* [INSTRUCTIONS FOR THE TASK]: Each line that holds the word "header" counts once; give the total for the records below and nothing else.

============

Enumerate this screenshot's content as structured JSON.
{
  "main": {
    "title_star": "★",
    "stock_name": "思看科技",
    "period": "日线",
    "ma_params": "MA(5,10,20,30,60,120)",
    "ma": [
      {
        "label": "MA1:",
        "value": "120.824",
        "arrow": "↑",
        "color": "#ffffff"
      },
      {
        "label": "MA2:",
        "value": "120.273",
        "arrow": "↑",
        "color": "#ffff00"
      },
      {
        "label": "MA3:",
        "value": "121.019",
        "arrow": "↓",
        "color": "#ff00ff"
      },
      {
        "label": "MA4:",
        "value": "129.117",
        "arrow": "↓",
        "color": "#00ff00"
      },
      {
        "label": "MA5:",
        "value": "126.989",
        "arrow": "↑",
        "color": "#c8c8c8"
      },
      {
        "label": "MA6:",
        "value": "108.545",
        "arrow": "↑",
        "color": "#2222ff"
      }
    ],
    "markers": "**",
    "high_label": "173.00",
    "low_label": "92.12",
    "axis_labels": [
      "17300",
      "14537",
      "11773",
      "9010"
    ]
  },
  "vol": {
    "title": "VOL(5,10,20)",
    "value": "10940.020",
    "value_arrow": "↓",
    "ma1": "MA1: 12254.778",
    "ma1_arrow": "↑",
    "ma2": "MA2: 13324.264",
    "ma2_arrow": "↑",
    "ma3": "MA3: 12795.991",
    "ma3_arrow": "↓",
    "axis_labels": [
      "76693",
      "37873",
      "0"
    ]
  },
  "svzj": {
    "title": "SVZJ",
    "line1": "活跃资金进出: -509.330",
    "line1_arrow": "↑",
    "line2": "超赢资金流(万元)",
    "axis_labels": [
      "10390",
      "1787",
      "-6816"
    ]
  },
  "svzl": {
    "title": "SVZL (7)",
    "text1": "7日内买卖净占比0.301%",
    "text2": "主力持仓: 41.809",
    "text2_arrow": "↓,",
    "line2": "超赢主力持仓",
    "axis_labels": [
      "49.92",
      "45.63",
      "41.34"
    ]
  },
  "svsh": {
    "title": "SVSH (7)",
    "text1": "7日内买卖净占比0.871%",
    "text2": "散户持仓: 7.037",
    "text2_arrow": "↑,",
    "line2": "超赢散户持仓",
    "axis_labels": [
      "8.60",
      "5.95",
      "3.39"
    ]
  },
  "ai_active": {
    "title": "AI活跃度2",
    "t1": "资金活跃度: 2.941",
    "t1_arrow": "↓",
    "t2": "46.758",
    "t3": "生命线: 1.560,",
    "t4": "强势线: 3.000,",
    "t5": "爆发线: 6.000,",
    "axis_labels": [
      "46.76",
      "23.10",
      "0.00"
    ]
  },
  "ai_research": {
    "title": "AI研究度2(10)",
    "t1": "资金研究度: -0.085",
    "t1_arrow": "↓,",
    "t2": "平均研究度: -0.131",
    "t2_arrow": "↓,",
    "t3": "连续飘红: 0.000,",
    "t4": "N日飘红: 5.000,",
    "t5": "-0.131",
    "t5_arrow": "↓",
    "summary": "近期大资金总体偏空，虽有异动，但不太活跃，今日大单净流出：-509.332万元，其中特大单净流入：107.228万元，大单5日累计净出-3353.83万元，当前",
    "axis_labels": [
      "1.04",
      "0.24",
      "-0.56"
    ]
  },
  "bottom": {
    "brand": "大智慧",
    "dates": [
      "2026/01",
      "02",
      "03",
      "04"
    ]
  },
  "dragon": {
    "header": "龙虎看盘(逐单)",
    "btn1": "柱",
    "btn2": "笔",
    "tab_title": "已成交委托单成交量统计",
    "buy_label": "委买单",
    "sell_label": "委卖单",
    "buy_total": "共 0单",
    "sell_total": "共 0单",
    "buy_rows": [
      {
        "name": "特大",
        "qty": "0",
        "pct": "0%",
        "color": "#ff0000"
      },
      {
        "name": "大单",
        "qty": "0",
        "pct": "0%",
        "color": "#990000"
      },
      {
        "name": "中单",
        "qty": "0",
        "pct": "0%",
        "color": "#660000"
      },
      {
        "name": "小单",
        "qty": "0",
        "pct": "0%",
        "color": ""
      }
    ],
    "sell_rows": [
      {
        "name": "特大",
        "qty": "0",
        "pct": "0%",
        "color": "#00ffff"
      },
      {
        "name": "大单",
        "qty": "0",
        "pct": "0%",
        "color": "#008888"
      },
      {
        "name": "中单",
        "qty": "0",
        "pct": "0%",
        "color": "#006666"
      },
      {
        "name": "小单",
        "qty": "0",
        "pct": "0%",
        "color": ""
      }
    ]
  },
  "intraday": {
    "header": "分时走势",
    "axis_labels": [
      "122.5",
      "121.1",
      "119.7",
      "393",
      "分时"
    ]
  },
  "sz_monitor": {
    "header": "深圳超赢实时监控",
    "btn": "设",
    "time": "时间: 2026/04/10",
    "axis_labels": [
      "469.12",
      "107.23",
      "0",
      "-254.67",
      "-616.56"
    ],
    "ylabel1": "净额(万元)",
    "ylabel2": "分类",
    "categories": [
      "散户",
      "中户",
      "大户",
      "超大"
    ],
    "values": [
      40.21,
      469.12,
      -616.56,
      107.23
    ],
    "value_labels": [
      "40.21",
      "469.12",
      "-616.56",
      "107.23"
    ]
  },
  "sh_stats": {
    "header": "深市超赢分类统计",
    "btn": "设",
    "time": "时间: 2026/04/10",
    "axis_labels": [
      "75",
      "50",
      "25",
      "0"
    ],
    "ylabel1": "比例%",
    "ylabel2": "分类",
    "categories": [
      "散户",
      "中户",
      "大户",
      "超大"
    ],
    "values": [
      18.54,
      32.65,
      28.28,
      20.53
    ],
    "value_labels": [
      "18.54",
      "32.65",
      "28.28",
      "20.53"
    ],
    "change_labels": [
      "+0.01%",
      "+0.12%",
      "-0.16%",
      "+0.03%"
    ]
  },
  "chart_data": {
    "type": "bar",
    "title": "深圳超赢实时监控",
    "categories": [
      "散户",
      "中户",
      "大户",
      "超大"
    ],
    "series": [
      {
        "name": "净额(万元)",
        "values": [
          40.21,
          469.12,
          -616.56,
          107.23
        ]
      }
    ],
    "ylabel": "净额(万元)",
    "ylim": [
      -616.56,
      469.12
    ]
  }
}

============

* [OUTPUT OF THE EXERCISE]: 4